Skip the pictures. Repeat everything else in the records word for word.

** START OF Stored rows **

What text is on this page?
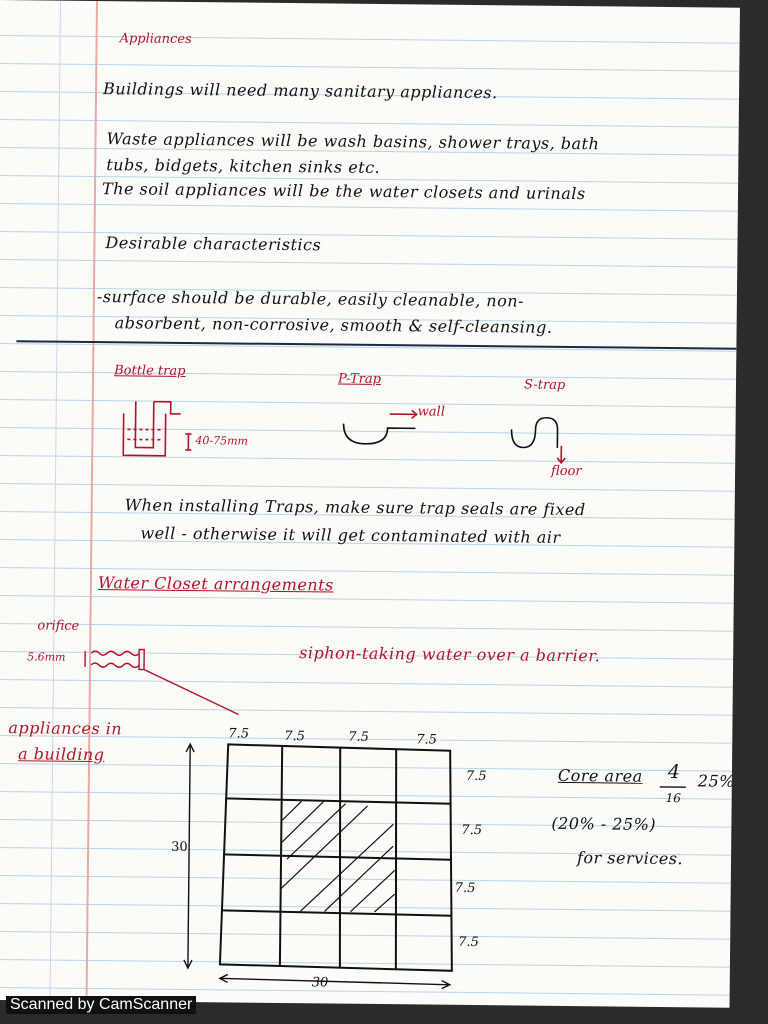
Appliances
Buildings will need many sanitary appliances.
Waste appliances will be wash basins, shower trays, bath
tubs, bidgets, kitchen sinks etc.
The soil appliances will be the water closets and urinals
Desirable characteristics
-surface should be durable, easily cleanable, non-
absorbent, non-corrosive, smooth & self-cleansing.
Bottle trap
P-Trap	S-trap
wall
floor
40-75mm
When installing Traps, make sure trap seals are fixed
well - otherwise it will get contaminated with air
Water Closet arrangements
orifice
5.6mm	siphon-taking water over a barrier.
appliances in
a building
7.5	7.5	7.5	7.5
7.5
7.5
7.5
7.5
30
30
Core area 4
16
25%
(20% - 25%)
for services.
Scanned by CamScanner
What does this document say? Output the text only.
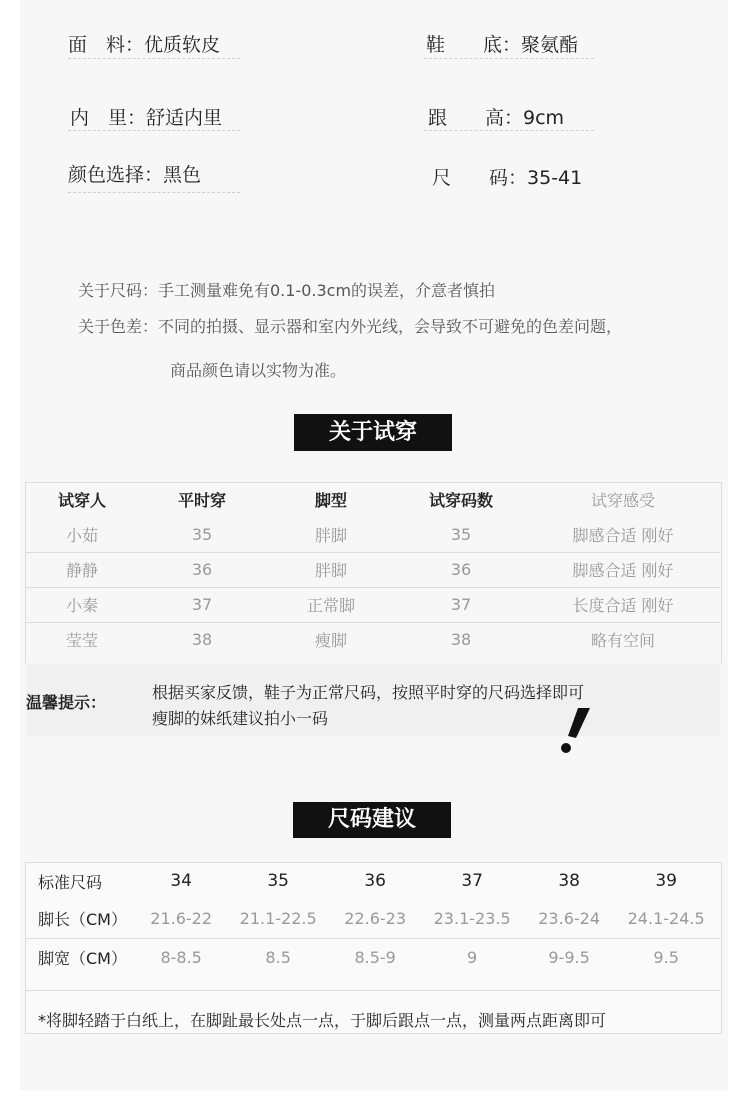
面　料：优质软皮	鞋　　底：聚氨酯
内　里：舒适内里	跟　　高：9cm
颜色选择：黑色	尺　　码：35-41
关于尺码：手工测量难免有0.1-0.3cm的误差，介意者慎拍
关于色差：不同的拍摄、显示器和室内外光线，会导致不可避免的色差问题，
商品颜色请以实物为准。
关于试穿
试穿人	平时穿	脚型	试穿码数	试穿感受
小茹	35	胖脚	35	脚感合适 刚好
静静	36	胖脚	36	脚感合适 刚好
小秦	37	正常脚	37	长度合适 刚好
莹莹	38	瘦脚	38	略有空间
温馨提示：
根据买家反馈，鞋子为正常尺码，按照平时穿的尺码选择即可
瘦脚的妹纸建议拍小一码
尺码建议
标准尺码	34	35	36	37	38	39
脚长（CM）	21.6-22	21.1-22.5	22.6-23	23.1-23.5	23.6-24	24.1-24.5
脚宽（CM）	8-8.5	8.5	8.5-9	9	9-9.5	9.5
*将脚轻踏于白纸上，在脚趾最长处点一点，于脚后跟点一点，测量两点距离即可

** END OF Stored rows **

» **Reply to the task**:
What text is on this page?
Appliances
Buildings will need many sanitary appliances.
Waste appliances will be wash basins, shower trays, bath
tubs, bidgets, kitchen sinks etc.
The soil appliances will be the water closets and urinals
Desirable characteristics
-surface should be durable, easily cleanable, non-
absorbent, non-corrosive, smooth & self-cleansing.
Bottle trap
P-Trap	S-trap
wall
floor
40-75mm
When installing Traps, make sure trap seals are fixed
well - otherwise it will get contaminated with air
Water Closet arrangements
orifice
5.6mm	siphon-taking water over a barrier.
appliances in
a building
7.5	7.5	7.5	7.5
7.5
7.5
7.5
7.5
30
30
Core area 4
16
25%
(20% - 25%)
for services.
Scanned by CamScanner
What does this document say? Output the text only.
面　料：优质软皮	鞋　　底：聚氨酯
内　里：舒适内里	跟　　高：9cm
颜色选择：黑色	尺　　码：35-41
关于尺码：手工测量难免有0.1-0.3cm的误差，介意者慎拍
关于色差：不同的拍摄、显示器和室内外光线，会导致不可避免的色差问题，
商品颜色请以实物为准。
关于试穿
试穿人	平时穿	脚型	试穿码数	试穿感受
小茹	35	胖脚	35	脚感合适 刚好
静静	36	胖脚	36	脚感合适 刚好
小秦	37	正常脚	37	长度合适 刚好
莹莹	38	瘦脚	38	略有空间
温馨提示：
根据买家反馈，鞋子为正常尺码，按照平时穿的尺码选择即可
瘦脚的妹纸建议拍小一码
尺码建议
标准尺码	34	35	36	37	38	39
脚长（CM）	21.6-22	21.1-22.5	22.6-23	23.1-23.5	23.6-24	24.1-24.5
脚宽（CM）	8-8.5	8.5	8.5-9	9	9-9.5	9.5
*将脚轻踏于白纸上，在脚趾最长处点一点，于脚后跟点一点，测量两点距离即可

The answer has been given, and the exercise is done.